------ Material for this task

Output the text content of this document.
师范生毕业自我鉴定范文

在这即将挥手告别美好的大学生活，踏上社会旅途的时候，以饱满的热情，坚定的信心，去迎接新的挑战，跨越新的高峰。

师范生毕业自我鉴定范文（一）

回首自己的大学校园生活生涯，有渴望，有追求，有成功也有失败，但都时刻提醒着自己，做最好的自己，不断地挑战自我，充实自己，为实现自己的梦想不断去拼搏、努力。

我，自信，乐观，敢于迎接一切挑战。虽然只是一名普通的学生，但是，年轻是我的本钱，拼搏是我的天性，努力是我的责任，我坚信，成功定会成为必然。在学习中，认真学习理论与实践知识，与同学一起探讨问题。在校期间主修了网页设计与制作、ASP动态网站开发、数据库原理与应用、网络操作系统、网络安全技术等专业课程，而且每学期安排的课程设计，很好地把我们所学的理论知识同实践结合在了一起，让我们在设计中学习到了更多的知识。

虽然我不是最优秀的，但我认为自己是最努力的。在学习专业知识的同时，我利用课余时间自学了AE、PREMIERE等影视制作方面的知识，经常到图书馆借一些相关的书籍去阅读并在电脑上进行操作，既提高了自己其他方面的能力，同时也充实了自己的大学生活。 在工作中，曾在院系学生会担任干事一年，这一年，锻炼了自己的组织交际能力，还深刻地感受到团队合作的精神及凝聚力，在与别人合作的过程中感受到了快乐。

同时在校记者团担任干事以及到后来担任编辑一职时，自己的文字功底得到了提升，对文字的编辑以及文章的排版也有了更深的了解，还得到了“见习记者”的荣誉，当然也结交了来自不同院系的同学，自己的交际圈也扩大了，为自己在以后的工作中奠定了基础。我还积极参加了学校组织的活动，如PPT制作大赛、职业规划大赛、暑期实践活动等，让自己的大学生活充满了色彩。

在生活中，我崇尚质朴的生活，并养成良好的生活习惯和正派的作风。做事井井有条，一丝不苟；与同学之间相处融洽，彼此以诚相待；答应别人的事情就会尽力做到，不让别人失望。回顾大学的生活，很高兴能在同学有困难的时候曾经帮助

------------

| Objective |
Reproduce every line of the material above exactly.

| Task answer |
Output the text content of this document.
师范生毕业自我鉴定范文

在这即将挥手告别美好的大学生活，踏上社会旅途的时候，以饱满的热情，坚定的信心，去迎接新的挑战，跨越新的高峰。

师范生毕业自我鉴定范文（一）

回首自己的大学校园生活生涯，有渴望，有追求，有成功也有失败，但都时刻提醒着自己，做最好的自己，不断地挑战自我，充实自己，为实现自己的梦想不断去拼搏、努力。

我，自信，乐观，敢于迎接一切挑战。虽然只是一名普通的学生，但是，年轻是我的本钱，拼搏是我的天性，努力是我的责任，我坚信，成功定会成为必然。在学习中，认真学习理论与实践知识，与同学一起探讨问题。在校期间主修了网页设计与制作、ASP动态网站开发、数据库原理与应用、网络操作系统、网络安全技术等专业课程，而且每学期安排的课程设计，很好地把我们所学的理论知识同实践结合在了一起，让我们在设计中学习到了更多的知识。

虽然我不是最优秀的，但我认为自己是最努力的。在学习专业知识的同时，我利用课余时间自学了AE、PREMIERE等影视制作方面的知识，经常到图书馆借一些相关的书籍去阅读并在电脑上进行操作，既提高了自己其他方面的能力，同时也充实了自己的大学生活。 在工作中，曾在院系学生会担任干事一年，这一年，锻炼了自己的组织交际能力，还深刻地感受到团队合作的精神及凝聚力，在与别人合作的过程中感受到了快乐。

同时在校记者团担任干事以及到后来担任编辑一职时，自己的文字功底得到了提升，对文字的编辑以及文章的排版也有了更深的了解，还得到了“见习记者”的荣誉，当然也结交了来自不同院系的同学，自己的交际圈也扩大了，为自己在以后的工作中奠定了基础。我还积极参加了学校组织的活动，如PPT制作大赛、职业规划大赛、暑期实践活动等，让自己的大学生活充满了色彩。

在生活中，我崇尚质朴的生活，并养成良好的生活习惯和正派的作风。做事井井有条，一丝不苟；与同学之间相处融洽，彼此以诚相待；答应别人的事情就会尽力做到，不让别人失望。回顾大学的生活，很高兴能在同学有困难的时候曾经帮助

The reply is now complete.